### Written problem
Extract the full listing verbatim and drop any pictures from your copy.

--- --- ---

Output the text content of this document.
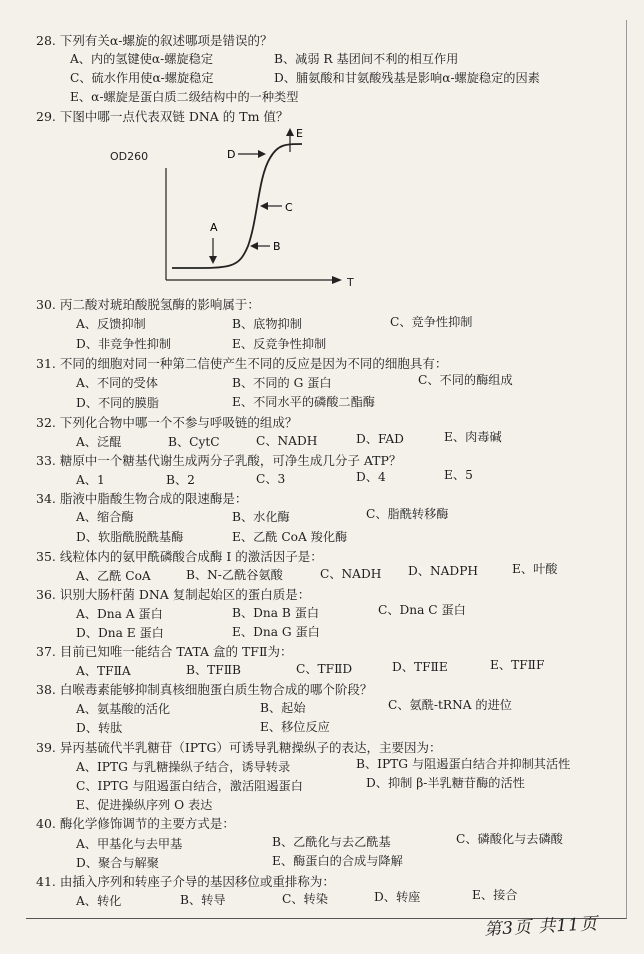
28. 下列有关α-螺旋的叙述哪项是错误的？
A、内的氢键使α-螺旋稳定	B、减弱 R 基团间不利的相互作用
C、硫水作用使α-螺旋稳定	D、脯氨酸和甘氨酸残基是影响α-螺旋稳定的因素
E、α-螺旋是蛋白质二级结构中的一种类型
29. 下图中哪一点代表双链 DNA 的 Tm 值？
OD260
T
E
D
C
B
A
30. 丙二酸对琥珀酸脱氢酶的影响属于：
A、反馈抑制	B、底物抑制	C、竞争性抑制
D、非竞争性抑制	E、反竞争性抑制
31. 不同的细胞对同一种第二信使产生不同的反应是因为不同的细胞具有：
A、不同的受体	B、不同的 G 蛋白	C、不同的酶组成
D、不同的膜脂	E、不同水平的磷酸二酯酶
32. 下列化合物中哪一个不参与呼吸链的组成？
A、泛醌	B、CytC	C、NADH	D、FAD	E、肉毒碱
33. 糖原中一个糖基代谢生成两分子乳酸，可净生成几分子 ATP？
A、1	B、2	C、3	D、4	E、5
34. 脂液中脂酸生物合成的限速酶是：
A、缩合酶	B、水化酶	C、脂酰转移酶
D、软脂酰脱酰基酶	E、乙酰 CoA 羧化酶
35. 线粒体内的氨甲酰磷酸合成酶 I 的激活因子是：
A、乙酰 CoA	B、N-乙酰谷氨酸	C、NADH D、NADPH	E、叶酸
36. 识别大肠杆菌 DNA 复制起始区的蛋白质是：
A、Dna A 蛋白	B、Dna B 蛋白	C、Dna C 蛋白
D、Dna E 蛋白	E、Dna G 蛋白
37. 目前已知唯一能结合 TATA 盒的 TFⅡ为：
A、TFⅡA	B、TFⅡB	C、TFⅡD	D、TFⅡE	E、TFⅡF
38. 白喉毒素能够抑制真核细胞蛋白质生物合成的哪个阶段？
A、氨基酸的活化	B、起始	C、氨酰-tRNA 的进位
D、转肽	E、移位反应
39. 异丙基硫代半乳糖苷（IPTG）可诱导乳糖操纵子的表达，主要因为：
A、IPTG 与乳糖操纵子结合，诱导转录	B、IPTG 与阻遏蛋白结合并抑制其活性
C、IPTG 与阻遏蛋白结合，激活阻遏蛋白	D、抑制 β-半乳糖苷酶的活性
E、促进操纵序列 O 表达
40. 酶化学修饰调节的主要方式是：
A、甲基化与去甲基	B、乙酰化与去乙酰基	C、磷酸化与去磷酸
D、聚合与解聚	E、酶蛋白的合成与降解
41. 由插入序列和转座子介导的基因移位或重排称为：
A、转化	B、转导	C、转染	D、转座	E、接合
第3页 共11页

--- --- ---

### Complete output
Output the text content of this document.
28. 下列有关α-螺旋的叙述哪项是错误的？
A、内的氢键使α-螺旋稳定	B、减弱 R 基团间不利的相互作用
C、硫水作用使α-螺旋稳定	D、脯氨酸和甘氨酸残基是影响α-螺旋稳定的因素
E、α-螺旋是蛋白质二级结构中的一种类型
29. 下图中哪一点代表双链 DNA 的 Tm 值？
OD260
T
E
D
C
B
A
30. 丙二酸对琥珀酸脱氢酶的影响属于：
A、反馈抑制	B、底物抑制	C、竞争性抑制
D、非竞争性抑制	E、反竞争性抑制
31. 不同的细胞对同一种第二信使产生不同的反应是因为不同的细胞具有：
A、不同的受体	B、不同的 G 蛋白	C、不同的酶组成
D、不同的膜脂	E、不同水平的磷酸二酯酶
32. 下列化合物中哪一个不参与呼吸链的组成？
A、泛醌	B、CytC	C、NADH	D、FAD	E、肉毒碱
33. 糖原中一个糖基代谢生成两分子乳酸，可净生成几分子 ATP？
A、1	B、2	C、3	D、4	E、5
34. 脂液中脂酸生物合成的限速酶是：
A、缩合酶	B、水化酶	C、脂酰转移酶
D、软脂酰脱酰基酶	E、乙酰 CoA 羧化酶
35. 线粒体内的氨甲酰磷酸合成酶 I 的激活因子是：
A、乙酰 CoA	B、N-乙酰谷氨酸	C、NADH D、NADPH	E、叶酸
36. 识别大肠杆菌 DNA 复制起始区的蛋白质是：
A、Dna A 蛋白	B、Dna B 蛋白	C、Dna C 蛋白
D、Dna E 蛋白	E、Dna G 蛋白
37. 目前已知唯一能结合 TATA 盒的 TFⅡ为：
A、TFⅡA	B、TFⅡB	C、TFⅡD	D、TFⅡE	E、TFⅡF
38. 白喉毒素能够抑制真核细胞蛋白质生物合成的哪个阶段？
A、氨基酸的活化	B、起始	C、氨酰-tRNA 的进位
D、转肽	E、移位反应
39. 异丙基硫代半乳糖苷（IPTG）可诱导乳糖操纵子的表达，主要因为：
A、IPTG 与乳糖操纵子结合，诱导转录	B、IPTG 与阻遏蛋白结合并抑制其活性
C、IPTG 与阻遏蛋白结合，激活阻遏蛋白	D、抑制 β-半乳糖苷酶的活性
E、促进操纵序列 O 表达
40. 酶化学修饰调节的主要方式是：
A、甲基化与去甲基	B、乙酰化与去乙酰基	C、磷酸化与去磷酸
D、聚合与解聚	E、酶蛋白的合成与降解
41. 由插入序列和转座子介导的基因移位或重排称为：
A、转化	B、转导	C、转染	D、转座	E、接合
第3页 共11页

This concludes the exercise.